WORK INSTRUCTIONS —
Each line containing the word "this" should be found and copied.

◇ ◇ ◇

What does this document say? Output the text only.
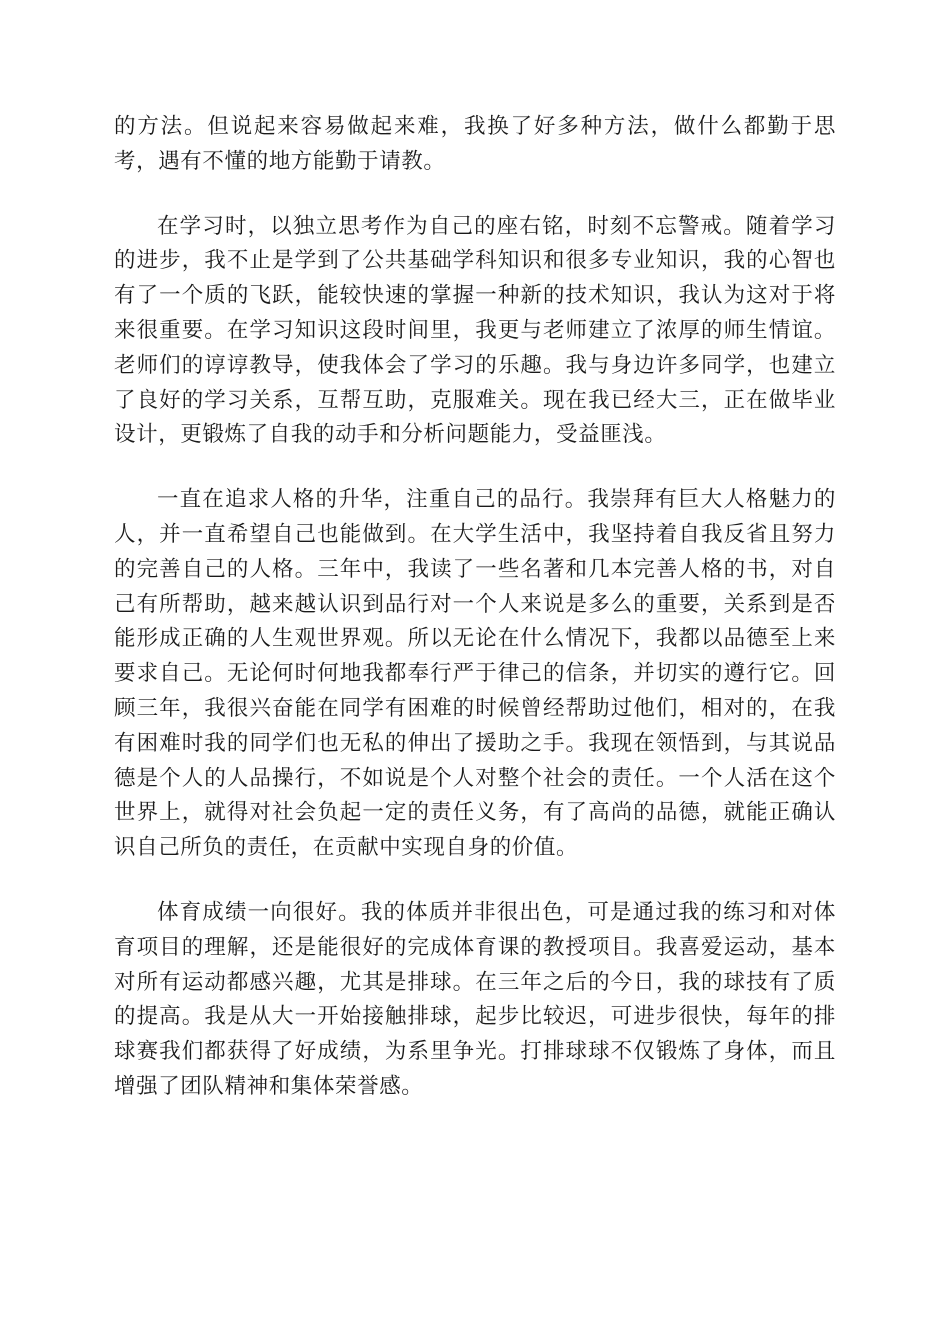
的方法。但说起来容易做起来难，我换了好多种方法，做什么都勤于思考，遇有不懂的地方能勤于请教。

在学习时，以独立思考作为自己的座右铭，时刻不忘警戒。随着学习的进步，我不止是学到了公共基础学科知识和很多专业知识，我的心智也有了一个质的飞跃，能较快速的掌握一种新的技术知识，我认为这对于将来很重要。在学习知识这段时间里，我更与老师建立了浓厚的师生情谊。老师们的谆谆教导，使我体会了学习的乐趣。我与身边许多同学，也建立了良好的学习关系，互帮互助，克服难关。现在我已经大三，正在做毕业设计，更锻炼了自我的动手和分析问题能力，受益匪浅。

一直在追求人格的升华，注重自己的品行。我崇拜有巨大人格魅力的人，并一直希望自己也能做到。在大学生活中，我坚持着自我反省且努力的完善自己的人格。三年中，我读了一些名著和几本完善人格的书，对自己有所帮助，越来越认识到品行对一个人来说是多么的重要，关系到是否能形成正确的人生观世界观。所以无论在什么情况下，我都以品德至上来要求自己。无论何时何地我都奉行严于律己的信条，并切实的遵行它。回顾三年，我很兴奋能在同学有困难的时候曾经帮助过他们，相对的，在我有困难时我的同学们也无私的伸出了援助之手。我现在领悟到，与其说品德是个人的人品操行，不如说是个人对整个社会的责任。一个人活在这个世界上，就得对社会负起一定的责任义务，有了高尚的品德，就能正确认识自己所负的责任，在贡献中实现自身的价值。

体育成绩一向很好。我的体质并非很出色，可是通过我的练习和对体育项目的理解，还是能很好的完成体育课的教授项目。我喜爱运动，基本对所有运动都感兴趣，尤其是排球。在三年之后的今日，我的球技有了质的提高。我是从大一开始接触排球，起步比较迟，可进步很快，每年的排球赛我们都获得了好成绩，为系里争光。打排球球不仅锻炼了身体，而且增强了团队精神和集体荣誉感。
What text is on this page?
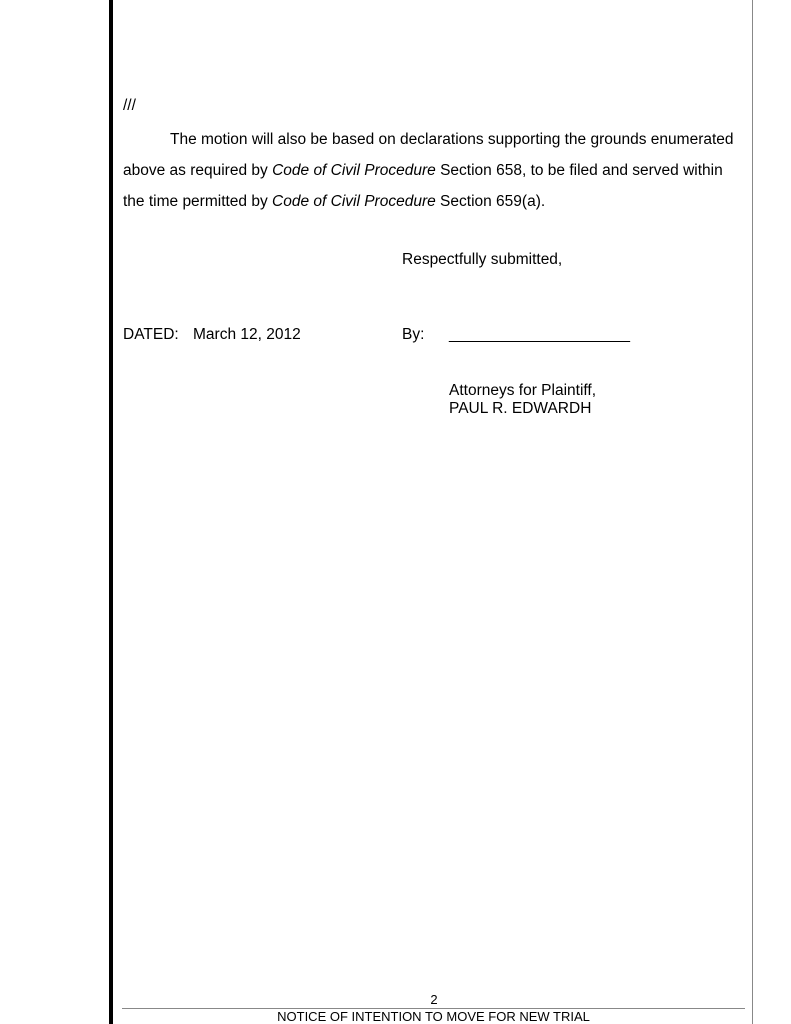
///
The motion will also be based on declarations supporting the grounds enumerated
above as required by Code of Civil Procedure Section 658, to be filed and served within
the time permitted by Code of Civil Procedure Section 659(a).
Respectfully submitted,
DATED: March 12, 2012	By: _____________________
Attorneys for Plaintiff,
PAUL R. EDWARDH
2
NOTICE OF INTENTION TO MOVE FOR NEW TRIAL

◇ ◇ ◇

FULL SOLUTION —
What does this document say? Output the text only.
What text is on this page?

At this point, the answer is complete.